What the exercise asks:
Wherever the string "Pellentesque" occurs in a line of these records, report that line.

The data:
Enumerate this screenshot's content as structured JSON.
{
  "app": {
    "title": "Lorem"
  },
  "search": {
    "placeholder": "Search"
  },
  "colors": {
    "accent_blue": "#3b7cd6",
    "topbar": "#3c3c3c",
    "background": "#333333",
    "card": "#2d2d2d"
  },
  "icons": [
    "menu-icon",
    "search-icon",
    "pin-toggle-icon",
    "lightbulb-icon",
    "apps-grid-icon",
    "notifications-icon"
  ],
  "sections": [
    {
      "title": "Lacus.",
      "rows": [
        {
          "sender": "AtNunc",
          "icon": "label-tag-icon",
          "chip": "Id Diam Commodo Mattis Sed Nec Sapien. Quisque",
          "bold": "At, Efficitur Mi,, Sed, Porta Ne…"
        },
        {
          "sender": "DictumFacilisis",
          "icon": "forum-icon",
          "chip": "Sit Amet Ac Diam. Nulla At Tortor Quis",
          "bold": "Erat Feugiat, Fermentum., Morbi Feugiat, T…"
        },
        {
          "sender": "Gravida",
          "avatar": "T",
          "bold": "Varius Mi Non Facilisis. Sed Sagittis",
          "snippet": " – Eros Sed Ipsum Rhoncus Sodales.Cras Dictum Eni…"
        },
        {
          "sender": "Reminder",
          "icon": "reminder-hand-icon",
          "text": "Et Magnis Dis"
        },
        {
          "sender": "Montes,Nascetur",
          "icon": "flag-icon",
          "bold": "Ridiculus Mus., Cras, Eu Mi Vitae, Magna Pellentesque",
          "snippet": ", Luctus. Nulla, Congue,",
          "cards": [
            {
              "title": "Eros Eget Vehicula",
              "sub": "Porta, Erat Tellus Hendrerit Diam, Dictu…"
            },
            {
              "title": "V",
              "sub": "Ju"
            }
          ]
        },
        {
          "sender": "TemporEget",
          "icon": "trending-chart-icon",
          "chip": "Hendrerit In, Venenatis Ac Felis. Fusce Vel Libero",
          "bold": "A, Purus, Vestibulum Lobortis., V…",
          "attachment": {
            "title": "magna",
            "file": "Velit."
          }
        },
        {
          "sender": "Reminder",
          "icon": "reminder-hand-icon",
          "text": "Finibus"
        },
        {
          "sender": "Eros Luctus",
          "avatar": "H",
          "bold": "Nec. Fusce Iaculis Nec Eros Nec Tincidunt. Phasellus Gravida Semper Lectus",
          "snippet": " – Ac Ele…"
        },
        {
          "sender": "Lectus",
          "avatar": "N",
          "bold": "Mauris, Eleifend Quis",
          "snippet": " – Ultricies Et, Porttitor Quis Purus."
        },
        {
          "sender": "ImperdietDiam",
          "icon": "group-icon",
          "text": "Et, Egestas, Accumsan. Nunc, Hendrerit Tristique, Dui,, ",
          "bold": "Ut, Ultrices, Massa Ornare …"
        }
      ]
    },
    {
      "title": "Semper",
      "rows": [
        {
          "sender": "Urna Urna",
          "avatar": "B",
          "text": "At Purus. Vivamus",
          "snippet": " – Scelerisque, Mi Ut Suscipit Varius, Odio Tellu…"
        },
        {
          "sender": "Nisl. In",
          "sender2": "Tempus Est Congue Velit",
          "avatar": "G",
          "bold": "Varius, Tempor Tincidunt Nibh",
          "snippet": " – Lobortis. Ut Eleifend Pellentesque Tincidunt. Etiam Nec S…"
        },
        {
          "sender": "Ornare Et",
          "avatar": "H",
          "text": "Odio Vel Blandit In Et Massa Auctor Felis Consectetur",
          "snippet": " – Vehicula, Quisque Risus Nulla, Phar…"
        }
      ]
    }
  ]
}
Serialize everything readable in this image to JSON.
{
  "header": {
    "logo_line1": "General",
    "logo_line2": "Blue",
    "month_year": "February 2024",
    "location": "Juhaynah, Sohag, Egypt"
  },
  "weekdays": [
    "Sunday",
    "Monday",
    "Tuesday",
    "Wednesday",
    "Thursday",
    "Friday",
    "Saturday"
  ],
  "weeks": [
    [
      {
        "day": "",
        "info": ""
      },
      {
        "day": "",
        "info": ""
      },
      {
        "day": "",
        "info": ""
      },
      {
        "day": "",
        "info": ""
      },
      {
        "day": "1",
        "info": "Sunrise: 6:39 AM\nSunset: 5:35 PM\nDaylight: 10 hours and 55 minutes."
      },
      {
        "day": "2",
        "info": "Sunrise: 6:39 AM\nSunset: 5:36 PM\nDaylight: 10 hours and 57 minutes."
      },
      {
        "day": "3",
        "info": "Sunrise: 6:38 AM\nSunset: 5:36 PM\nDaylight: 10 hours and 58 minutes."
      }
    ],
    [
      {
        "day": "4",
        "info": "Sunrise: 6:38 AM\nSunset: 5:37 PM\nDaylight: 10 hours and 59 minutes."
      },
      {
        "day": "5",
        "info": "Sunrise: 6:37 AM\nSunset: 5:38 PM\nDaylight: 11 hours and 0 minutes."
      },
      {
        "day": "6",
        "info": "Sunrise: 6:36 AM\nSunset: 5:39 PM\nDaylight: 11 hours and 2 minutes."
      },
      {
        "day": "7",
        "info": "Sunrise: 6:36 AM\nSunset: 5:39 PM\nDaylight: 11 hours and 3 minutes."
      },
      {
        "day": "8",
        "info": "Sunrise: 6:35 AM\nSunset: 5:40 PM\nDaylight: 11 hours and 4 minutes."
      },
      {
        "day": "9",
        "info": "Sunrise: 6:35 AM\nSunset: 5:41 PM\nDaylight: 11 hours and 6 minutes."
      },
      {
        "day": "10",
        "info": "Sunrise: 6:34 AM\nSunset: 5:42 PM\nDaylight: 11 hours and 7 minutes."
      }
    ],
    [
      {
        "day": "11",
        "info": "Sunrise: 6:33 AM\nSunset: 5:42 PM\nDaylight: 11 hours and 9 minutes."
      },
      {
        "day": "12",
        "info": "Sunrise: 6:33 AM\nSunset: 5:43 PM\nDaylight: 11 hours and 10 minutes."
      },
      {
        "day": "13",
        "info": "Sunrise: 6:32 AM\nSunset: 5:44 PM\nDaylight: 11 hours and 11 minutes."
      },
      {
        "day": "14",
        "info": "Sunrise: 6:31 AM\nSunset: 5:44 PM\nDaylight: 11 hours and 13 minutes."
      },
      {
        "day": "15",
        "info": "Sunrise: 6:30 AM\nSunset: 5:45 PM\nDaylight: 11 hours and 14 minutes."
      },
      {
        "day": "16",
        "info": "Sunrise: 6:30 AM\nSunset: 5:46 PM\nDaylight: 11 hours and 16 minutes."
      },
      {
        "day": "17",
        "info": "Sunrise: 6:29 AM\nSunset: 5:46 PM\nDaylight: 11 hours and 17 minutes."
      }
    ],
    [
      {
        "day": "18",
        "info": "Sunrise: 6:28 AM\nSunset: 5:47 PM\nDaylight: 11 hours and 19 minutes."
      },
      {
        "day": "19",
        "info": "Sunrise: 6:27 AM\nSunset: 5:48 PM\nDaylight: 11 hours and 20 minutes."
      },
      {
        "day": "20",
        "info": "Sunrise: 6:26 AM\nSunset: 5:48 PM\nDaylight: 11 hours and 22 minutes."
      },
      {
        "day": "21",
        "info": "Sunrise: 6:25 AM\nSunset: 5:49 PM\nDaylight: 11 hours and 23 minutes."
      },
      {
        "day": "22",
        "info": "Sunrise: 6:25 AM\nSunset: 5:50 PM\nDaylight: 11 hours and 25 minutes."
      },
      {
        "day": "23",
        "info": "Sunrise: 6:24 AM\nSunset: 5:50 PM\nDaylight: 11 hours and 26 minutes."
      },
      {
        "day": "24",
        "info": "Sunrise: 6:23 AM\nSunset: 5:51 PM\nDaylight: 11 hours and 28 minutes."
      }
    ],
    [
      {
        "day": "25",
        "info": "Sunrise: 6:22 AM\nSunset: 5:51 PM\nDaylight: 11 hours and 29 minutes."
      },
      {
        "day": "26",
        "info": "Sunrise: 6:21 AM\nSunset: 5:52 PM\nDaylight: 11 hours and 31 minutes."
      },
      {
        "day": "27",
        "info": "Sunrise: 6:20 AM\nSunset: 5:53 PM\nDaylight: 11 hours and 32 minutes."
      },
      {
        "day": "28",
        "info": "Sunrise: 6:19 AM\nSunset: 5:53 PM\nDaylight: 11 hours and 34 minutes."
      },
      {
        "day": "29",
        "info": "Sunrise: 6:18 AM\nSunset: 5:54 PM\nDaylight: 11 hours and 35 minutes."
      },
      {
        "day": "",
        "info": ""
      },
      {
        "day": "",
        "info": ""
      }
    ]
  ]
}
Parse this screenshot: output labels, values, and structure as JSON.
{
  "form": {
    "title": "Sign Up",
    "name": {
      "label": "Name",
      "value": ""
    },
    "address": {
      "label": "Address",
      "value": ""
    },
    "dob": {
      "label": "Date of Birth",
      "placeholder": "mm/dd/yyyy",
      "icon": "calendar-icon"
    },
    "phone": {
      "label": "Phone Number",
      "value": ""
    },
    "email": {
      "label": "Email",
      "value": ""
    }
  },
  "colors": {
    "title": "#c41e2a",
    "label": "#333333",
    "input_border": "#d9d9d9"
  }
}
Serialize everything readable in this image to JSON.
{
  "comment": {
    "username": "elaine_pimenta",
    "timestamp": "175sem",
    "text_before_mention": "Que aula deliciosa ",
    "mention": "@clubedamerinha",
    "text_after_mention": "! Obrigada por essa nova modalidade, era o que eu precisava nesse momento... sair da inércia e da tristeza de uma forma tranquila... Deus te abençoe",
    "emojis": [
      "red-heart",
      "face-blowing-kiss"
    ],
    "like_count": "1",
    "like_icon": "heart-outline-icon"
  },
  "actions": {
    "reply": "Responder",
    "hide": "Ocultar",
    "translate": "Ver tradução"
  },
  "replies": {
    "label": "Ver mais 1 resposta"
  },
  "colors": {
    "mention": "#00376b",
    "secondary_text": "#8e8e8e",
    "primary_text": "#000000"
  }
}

Response for this exercise:
          "bold": "Ridiculus Mus., Cras, Eu Mi Vitae, Magna Pellentesque",
          "snippet": " – Lobortis. Ut Eleifend Pellentesque Tincidunt. Etiam Nec S…"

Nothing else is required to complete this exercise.